A run of records

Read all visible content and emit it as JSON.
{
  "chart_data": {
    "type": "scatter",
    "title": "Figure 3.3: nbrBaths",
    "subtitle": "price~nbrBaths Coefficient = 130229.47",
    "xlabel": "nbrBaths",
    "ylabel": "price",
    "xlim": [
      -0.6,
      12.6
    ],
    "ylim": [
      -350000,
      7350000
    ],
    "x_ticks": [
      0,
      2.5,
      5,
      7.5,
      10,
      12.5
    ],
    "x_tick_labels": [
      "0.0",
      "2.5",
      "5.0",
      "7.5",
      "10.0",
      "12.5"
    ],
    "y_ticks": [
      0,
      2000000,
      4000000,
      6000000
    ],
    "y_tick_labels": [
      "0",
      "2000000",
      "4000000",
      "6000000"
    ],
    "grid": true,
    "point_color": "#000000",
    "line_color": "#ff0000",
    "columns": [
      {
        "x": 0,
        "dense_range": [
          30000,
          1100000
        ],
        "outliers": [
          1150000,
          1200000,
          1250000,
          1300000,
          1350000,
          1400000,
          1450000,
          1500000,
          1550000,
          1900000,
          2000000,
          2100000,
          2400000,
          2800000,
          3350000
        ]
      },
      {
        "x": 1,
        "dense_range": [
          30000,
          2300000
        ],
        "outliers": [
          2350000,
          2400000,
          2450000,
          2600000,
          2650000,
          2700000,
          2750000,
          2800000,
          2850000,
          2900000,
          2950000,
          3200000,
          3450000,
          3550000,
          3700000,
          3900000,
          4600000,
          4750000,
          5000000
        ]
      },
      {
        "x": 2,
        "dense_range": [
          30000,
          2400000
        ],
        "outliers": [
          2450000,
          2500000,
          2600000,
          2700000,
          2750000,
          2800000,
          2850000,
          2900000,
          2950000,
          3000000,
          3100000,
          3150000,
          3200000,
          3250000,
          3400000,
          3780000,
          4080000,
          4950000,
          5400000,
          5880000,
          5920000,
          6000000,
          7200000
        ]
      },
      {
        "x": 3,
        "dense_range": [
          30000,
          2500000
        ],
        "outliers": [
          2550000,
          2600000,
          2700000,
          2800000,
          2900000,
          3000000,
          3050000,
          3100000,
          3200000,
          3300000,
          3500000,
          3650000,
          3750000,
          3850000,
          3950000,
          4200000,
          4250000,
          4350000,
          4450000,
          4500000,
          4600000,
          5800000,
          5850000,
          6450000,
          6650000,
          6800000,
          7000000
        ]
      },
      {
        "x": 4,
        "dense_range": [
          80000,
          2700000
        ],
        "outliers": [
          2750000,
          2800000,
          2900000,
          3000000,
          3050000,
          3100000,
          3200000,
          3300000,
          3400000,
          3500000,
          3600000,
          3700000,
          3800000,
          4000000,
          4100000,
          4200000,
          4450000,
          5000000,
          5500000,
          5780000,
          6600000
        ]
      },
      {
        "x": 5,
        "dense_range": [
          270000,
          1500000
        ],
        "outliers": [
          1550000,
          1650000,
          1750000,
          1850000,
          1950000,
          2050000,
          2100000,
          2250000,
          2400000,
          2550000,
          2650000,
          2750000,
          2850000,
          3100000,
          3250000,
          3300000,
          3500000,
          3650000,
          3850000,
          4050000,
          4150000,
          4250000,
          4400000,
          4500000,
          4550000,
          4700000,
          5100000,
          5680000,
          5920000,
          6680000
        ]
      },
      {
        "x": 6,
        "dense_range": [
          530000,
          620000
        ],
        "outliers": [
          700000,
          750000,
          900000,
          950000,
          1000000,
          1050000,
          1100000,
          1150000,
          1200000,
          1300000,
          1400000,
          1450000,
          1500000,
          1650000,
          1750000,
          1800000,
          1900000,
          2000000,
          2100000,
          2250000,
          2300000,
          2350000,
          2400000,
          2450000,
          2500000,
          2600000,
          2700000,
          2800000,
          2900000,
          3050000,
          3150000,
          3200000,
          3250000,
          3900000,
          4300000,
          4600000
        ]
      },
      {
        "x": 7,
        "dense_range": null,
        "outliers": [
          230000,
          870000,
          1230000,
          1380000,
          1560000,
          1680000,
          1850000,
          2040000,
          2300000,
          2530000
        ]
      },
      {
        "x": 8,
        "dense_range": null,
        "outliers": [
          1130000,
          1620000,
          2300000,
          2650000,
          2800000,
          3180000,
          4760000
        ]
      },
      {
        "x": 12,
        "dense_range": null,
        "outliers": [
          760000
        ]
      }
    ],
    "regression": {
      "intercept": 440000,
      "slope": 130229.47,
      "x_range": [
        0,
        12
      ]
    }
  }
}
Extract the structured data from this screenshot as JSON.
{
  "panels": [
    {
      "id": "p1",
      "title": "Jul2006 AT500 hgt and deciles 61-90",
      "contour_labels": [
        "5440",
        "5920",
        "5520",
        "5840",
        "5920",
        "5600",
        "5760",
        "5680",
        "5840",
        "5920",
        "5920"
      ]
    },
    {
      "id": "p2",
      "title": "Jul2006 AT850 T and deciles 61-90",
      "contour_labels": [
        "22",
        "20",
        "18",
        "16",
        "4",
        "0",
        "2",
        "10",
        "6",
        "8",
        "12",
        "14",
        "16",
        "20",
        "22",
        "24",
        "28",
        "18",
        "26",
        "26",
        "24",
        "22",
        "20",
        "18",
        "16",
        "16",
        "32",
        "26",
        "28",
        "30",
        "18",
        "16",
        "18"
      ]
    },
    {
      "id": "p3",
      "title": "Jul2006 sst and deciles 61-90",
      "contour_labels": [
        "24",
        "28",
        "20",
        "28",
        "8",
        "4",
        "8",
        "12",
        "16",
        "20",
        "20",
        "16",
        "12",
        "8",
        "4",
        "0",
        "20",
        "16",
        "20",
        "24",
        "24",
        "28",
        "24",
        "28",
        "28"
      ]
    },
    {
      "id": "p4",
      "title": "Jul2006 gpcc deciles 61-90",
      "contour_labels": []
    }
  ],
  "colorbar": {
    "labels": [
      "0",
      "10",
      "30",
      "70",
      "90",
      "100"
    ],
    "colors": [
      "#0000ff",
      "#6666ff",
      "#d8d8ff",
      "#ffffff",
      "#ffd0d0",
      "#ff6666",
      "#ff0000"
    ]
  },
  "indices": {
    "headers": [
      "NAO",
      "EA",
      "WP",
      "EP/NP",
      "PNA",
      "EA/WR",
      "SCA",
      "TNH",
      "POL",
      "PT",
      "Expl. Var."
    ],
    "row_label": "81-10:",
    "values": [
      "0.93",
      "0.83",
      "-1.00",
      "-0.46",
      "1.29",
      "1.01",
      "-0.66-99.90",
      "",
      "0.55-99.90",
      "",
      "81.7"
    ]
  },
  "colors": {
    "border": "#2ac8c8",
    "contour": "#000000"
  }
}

### Task description
Extract every line above exactly as it stands.

### Complete response
Read all visible content and emit it as JSON.
{
  "chart_data": {
    "type": "scatter",
    "title": "Figure 3.3: nbrBaths",
    "subtitle": "price~nbrBaths Coefficient = 130229.47",
    "xlabel": "nbrBaths",
    "ylabel": "price",
    "xlim": [
      -0.6,
      12.6
    ],
    "ylim": [
      -350000,
      7350000
    ],
    "x_ticks": [
      0,
      2.5,
      5,
      7.5,
      10,
      12.5
    ],
    "x_tick_labels": [
      "0.0",
      "2.5",
      "5.0",
      "7.5",
      "10.0",
      "12.5"
    ],
    "y_ticks": [
      0,
      2000000,
      4000000,
      6000000
    ],
    "y_tick_labels": [
      "0",
      "2000000",
      "4000000",
      "6000000"
    ],
    "grid": true,
    "point_color": "#000000",
    "line_color": "#ff0000",
    "columns": [
      {
        "x": 0,
        "dense_range": [
          30000,
          1100000
        ],
        "outliers": [
          1150000,
          1200000,
          1250000,
          1300000,
          1350000,
          1400000,
          1450000,
          1500000,
          1550000,
          1900000,
          2000000,
          2100000,
          2400000,
          2800000,
          3350000
        ]
      },
      {
        "x": 1,
        "dense_range": [
          30000,
          2300000
        ],
        "outliers": [
          2350000,
          2400000,
          2450000,
          2600000,
          2650000,
          2700000,
          2750000,
          2800000,
          2850000,
          2900000,
          2950000,
          3200000,
          3450000,
          3550000,
          3700000,
          3900000,
          4600000,
          4750000,
          5000000
        ]
      },
      {
        "x": 2,
        "dense_range": [
          30000,
          2400000
        ],
        "outliers": [
          2450000,
          2500000,
          2600000,
          2700000,
          2750000,
          2800000,
          2850000,
          2900000,
          2950000,
          3000000,
          3100000,
          3150000,
          3200000,
          3250000,
          3400000,
          3780000,
          4080000,
          4950000,
          5400000,
          5880000,
          5920000,
          6000000,
          7200000
        ]
      },
      {
        "x": 3,
        "dense_range": [
          30000,
          2500000
        ],
        "outliers": [
          2550000,
          2600000,
          2700000,
          2800000,
          2900000,
          3000000,
          3050000,
          3100000,
          3200000,
          3300000,
          3500000,
          3650000,
          3750000,
          3850000,
          3950000,
          4200000,
          4250000,
          4350000,
          4450000,
          4500000,
          4600000,
          5800000,
          5850000,
          6450000,
          6650000,
          6800000,
          7000000
        ]
      },
      {
        "x": 4,
        "dense_range": [
          80000,
          2700000
        ],
        "outliers": [
          2750000,
          2800000,
          2900000,
          3000000,
          3050000,
          3100000,
          3200000,
          3300000,
          3400000,
          3500000,
          3600000,
          3700000,
          3800000,
          4000000,
          4100000,
          4200000,
          4450000,
          5000000,
          5500000,
          5780000,
          6600000
        ]
      },
      {
        "x": 5,
        "dense_range": [
          270000,
          1500000
        ],
        "outliers": [
          1550000,
          1650000,
          1750000,
          1850000,
          1950000,
          2050000,
          2100000,
          2250000,
          2400000,
          2550000,
          2650000,
          2750000,
          2850000,
          3100000,
          3250000,
          3300000,
          3500000,
          3650000,
          3850000,
          4050000,
          4150000,
          4250000,
          4400000,
          4500000,
          4550000,
          4700000,
          5100000,
          5680000,
          5920000,
          6680000
        ]
      },
      {
        "x": 6,
        "dense_range": [
          530000,
          620000
        ],
        "outliers": [
          700000,
          750000,
          900000,
          950000,
          1000000,
          1050000,
          1100000,
          1150000,
          1200000,
          1300000,
          1400000,
          1450000,
          1500000,
          1650000,
          1750000,
          1800000,
          1900000,
          2000000,
          2100000,
          2250000,
          2300000,
          2350000,
          2400000,
          2450000,
          2500000,
          2600000,
          2700000,
          2800000,
          2900000,
          3050000,
          3150000,
          3200000,
          3250000,
          3900000,
          4300000,
          4600000
        ]
      },
      {
        "x": 7,
        "dense_range": null,
        "outliers": [
          230000,
          870000,
          1230000,
          1380000,
          1560000,
          1680000,
          1850000,
          2040000,
          2300000,
          2530000
        ]
      },
      {
        "x": 8,
        "dense_range": null,
        "outliers": [
          1130000,
          1620000,
          2300000,
          2650000,
          2800000,
          3180000,
          4760000
        ]
      },
      {
        "x": 12,
        "dense_range": null,
        "outliers": [
          760000
        ]
      }
    ],
    "regression": {
      "intercept": 440000,
      "slope": 130229.47,
      "x_range": [
        0,
        12
      ]
    }
  }
}
Extract the structured data from this screenshot as JSON.
{
  "panels": [
    {
      "id": "p1",
      "title": "Jul2006 AT500 hgt and deciles 61-90",
      "contour_labels": [
        "5440",
        "5920",
        "5520",
        "5840",
        "5920",
        "5600",
        "5760",
        "5680",
        "5840",
        "5920",
        "5920"
      ]
    },
    {
      "id": "p2",
      "title": "Jul2006 AT850 T and deciles 61-90",
      "contour_labels": [
        "22",
        "20",
        "18",
        "16",
        "4",
        "0",
        "2",
        "10",
        "6",
        "8",
        "12",
        "14",
        "16",
        "20",
        "22",
        "24",
        "28",
        "18",
        "26",
        "26",
        "24",
        "22",
        "20",
        "18",
        "16",
        "16",
        "32",
        "26",
        "28",
        "30",
        "18",
        "16",
        "18"
      ]
    },
    {
      "id": "p3",
      "title": "Jul2006 sst and deciles 61-90",
      "contour_labels": [
        "24",
        "28",
        "20",
        "28",
        "8",
        "4",
        "8",
        "12",
        "16",
        "20",
        "20",
        "16",
        "12",
        "8",
        "4",
        "0",
        "20",
        "16",
        "20",
        "24",
        "24",
        "28",
        "24",
        "28",
        "28"
      ]
    },
    {
      "id": "p4",
      "title": "Jul2006 gpcc deciles 61-90",
      "contour_labels": []
    }
  ],
  "colorbar": {
    "labels": [
      "0",
      "10",
      "30",
      "70",
      "90",
      "100"
    ],
    "colors": [
      "#0000ff",
      "#6666ff",
      "#d8d8ff",
      "#ffffff",
      "#ffd0d0",
      "#ff6666",
      "#ff0000"
    ]
  },
  "indices": {
    "headers": [
      "NAO",
      "EA",
      "WP",
      "EP/NP",
      "PNA",
      "EA/WR",
      "SCA",
      "TNH",
      "POL",
      "PT",
      "Expl. Var."
    ],
    "row_label": "81-10:",
    "values": [
      "0.93",
      "0.83",
      "-1.00",
      "-0.46",
      "1.29",
      "1.01",
      "-0.66-99.90",
      "",
      "0.55-99.90",
      "",
      "81.7"
    ]
  },
  "colors": {
    "border": "#2ac8c8",
    "contour": "#000000"
  }
}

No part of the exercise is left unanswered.